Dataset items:
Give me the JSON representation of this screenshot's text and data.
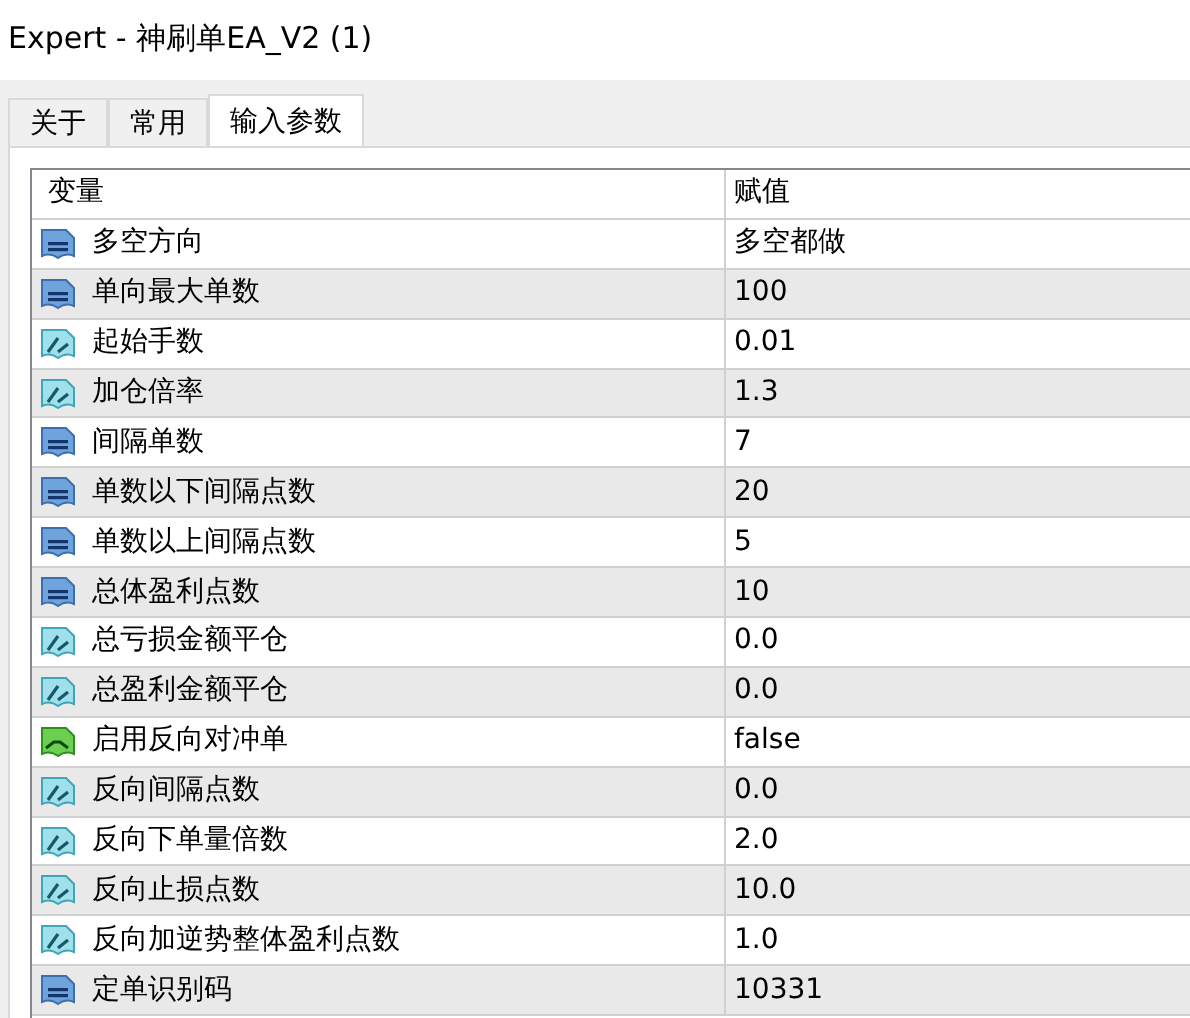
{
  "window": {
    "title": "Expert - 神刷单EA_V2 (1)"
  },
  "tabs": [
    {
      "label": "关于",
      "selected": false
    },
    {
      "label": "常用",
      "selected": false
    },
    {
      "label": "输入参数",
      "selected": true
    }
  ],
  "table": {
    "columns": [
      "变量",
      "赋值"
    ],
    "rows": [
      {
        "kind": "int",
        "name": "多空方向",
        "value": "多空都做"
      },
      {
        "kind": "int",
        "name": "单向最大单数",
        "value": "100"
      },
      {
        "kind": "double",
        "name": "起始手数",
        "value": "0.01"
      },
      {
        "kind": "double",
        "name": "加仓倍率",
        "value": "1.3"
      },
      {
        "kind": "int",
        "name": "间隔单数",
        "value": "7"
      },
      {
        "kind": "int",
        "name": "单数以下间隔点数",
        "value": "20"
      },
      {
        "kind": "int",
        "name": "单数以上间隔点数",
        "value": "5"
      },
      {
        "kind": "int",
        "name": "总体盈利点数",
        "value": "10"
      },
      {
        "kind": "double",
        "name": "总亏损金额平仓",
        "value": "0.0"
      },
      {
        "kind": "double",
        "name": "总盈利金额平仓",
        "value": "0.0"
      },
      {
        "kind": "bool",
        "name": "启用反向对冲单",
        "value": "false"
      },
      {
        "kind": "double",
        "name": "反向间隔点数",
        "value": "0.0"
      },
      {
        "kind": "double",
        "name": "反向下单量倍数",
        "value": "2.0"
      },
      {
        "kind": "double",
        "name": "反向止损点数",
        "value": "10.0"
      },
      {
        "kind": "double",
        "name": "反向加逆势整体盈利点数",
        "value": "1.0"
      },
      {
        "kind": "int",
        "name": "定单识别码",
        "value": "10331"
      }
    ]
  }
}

...

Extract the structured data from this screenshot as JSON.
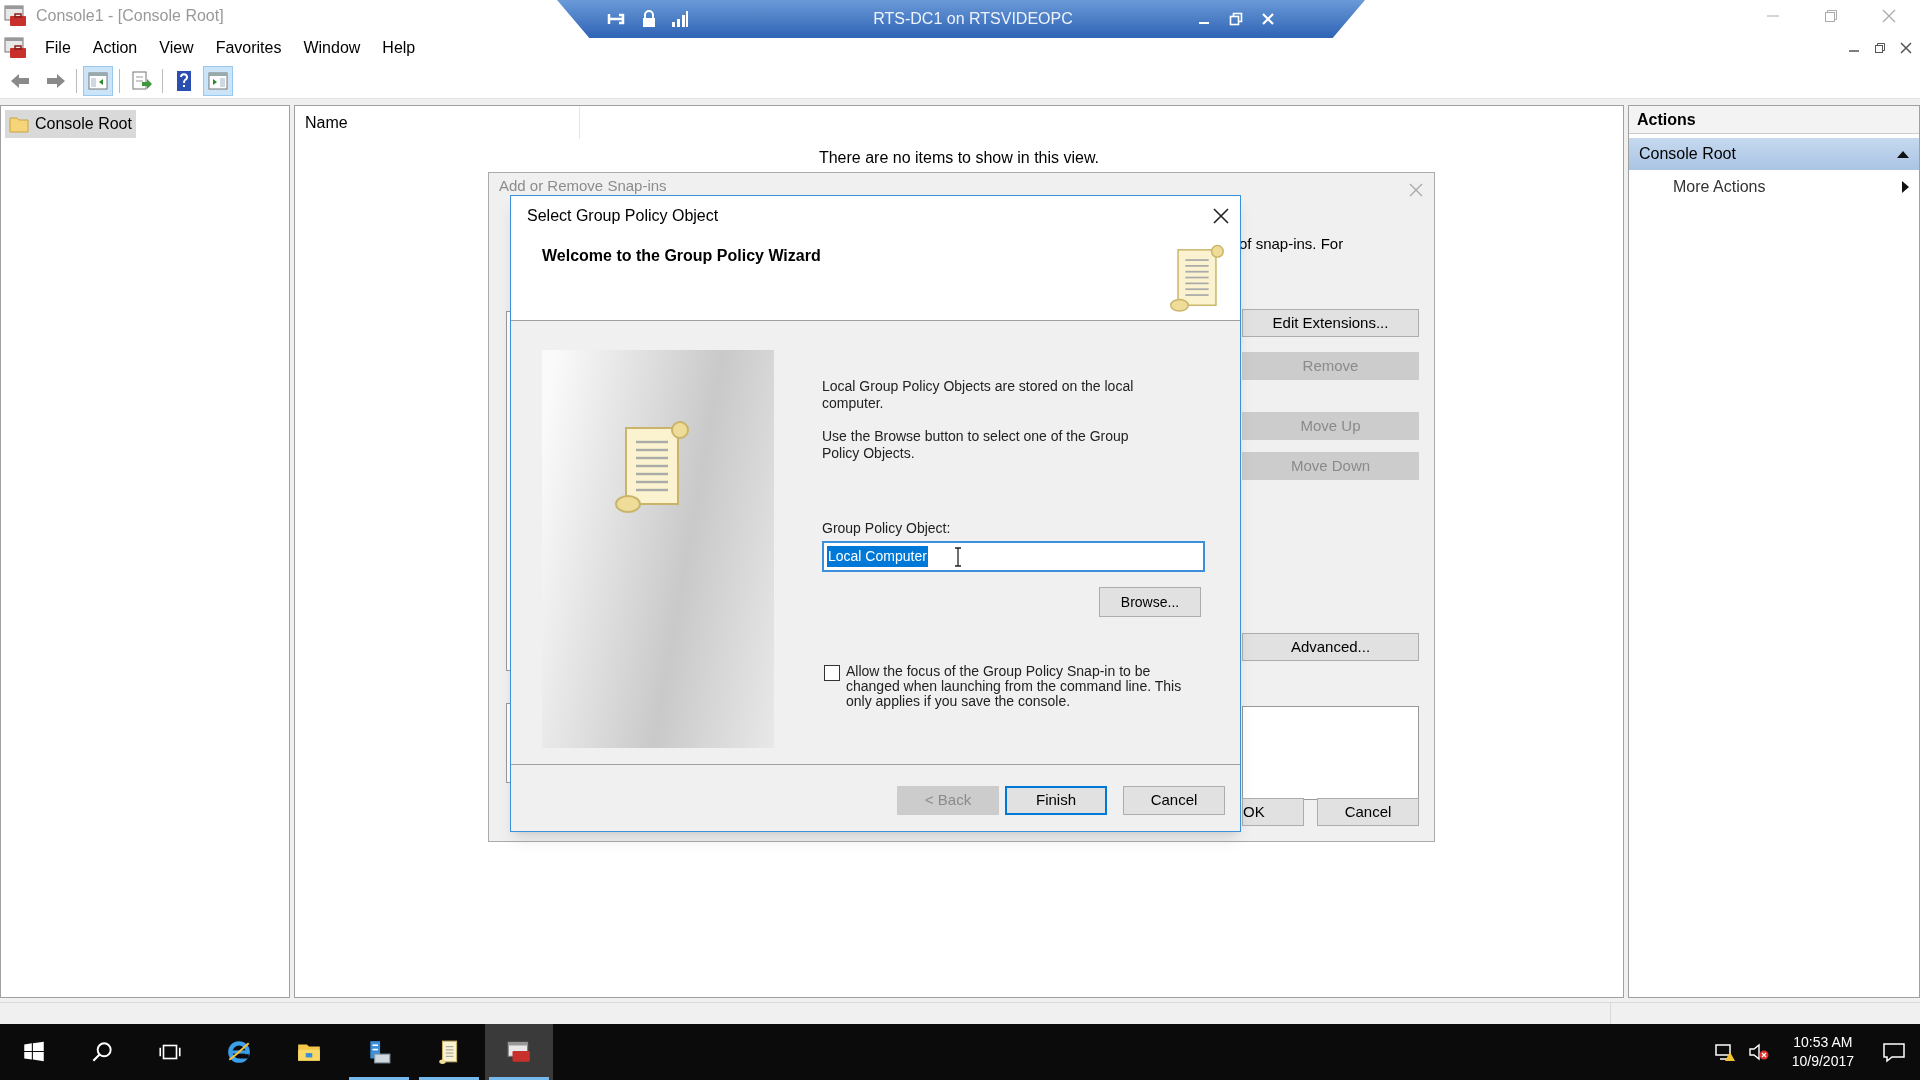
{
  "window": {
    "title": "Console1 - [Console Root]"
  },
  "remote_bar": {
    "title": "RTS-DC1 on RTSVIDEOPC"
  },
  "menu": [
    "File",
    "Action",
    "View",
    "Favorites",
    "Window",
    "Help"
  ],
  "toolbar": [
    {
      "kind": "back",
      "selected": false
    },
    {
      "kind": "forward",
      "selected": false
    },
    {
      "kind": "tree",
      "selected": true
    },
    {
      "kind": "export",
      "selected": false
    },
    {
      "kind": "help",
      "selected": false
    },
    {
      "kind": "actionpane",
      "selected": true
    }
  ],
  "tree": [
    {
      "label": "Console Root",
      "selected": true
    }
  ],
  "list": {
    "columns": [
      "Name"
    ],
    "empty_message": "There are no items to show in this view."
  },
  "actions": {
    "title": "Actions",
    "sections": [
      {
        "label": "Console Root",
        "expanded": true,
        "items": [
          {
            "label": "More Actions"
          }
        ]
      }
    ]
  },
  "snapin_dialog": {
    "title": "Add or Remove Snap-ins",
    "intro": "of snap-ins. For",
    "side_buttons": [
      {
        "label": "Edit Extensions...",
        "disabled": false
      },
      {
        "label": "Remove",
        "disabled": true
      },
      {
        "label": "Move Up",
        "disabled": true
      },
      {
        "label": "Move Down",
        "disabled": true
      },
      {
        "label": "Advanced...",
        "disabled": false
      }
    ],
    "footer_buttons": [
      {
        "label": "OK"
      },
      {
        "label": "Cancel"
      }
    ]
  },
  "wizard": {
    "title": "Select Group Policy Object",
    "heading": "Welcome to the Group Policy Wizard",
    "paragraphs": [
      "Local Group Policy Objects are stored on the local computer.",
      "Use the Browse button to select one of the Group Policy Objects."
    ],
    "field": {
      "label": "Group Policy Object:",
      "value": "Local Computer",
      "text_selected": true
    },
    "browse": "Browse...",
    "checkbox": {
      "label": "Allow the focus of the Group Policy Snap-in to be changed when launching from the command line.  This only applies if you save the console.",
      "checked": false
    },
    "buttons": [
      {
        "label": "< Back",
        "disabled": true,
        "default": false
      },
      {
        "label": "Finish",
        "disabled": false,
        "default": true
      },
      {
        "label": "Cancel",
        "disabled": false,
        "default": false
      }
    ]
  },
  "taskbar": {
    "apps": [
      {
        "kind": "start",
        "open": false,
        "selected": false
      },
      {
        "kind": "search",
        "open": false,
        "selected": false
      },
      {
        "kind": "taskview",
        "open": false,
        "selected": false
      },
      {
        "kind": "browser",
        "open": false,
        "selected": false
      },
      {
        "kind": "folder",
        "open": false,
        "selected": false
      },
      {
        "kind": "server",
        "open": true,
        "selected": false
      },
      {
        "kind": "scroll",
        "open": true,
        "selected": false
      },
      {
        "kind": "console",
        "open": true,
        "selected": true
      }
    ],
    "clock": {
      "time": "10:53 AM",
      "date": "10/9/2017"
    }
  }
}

— Job —
Reply with only the number of lines in the entries that contain the word "Group".

— Complete response —
6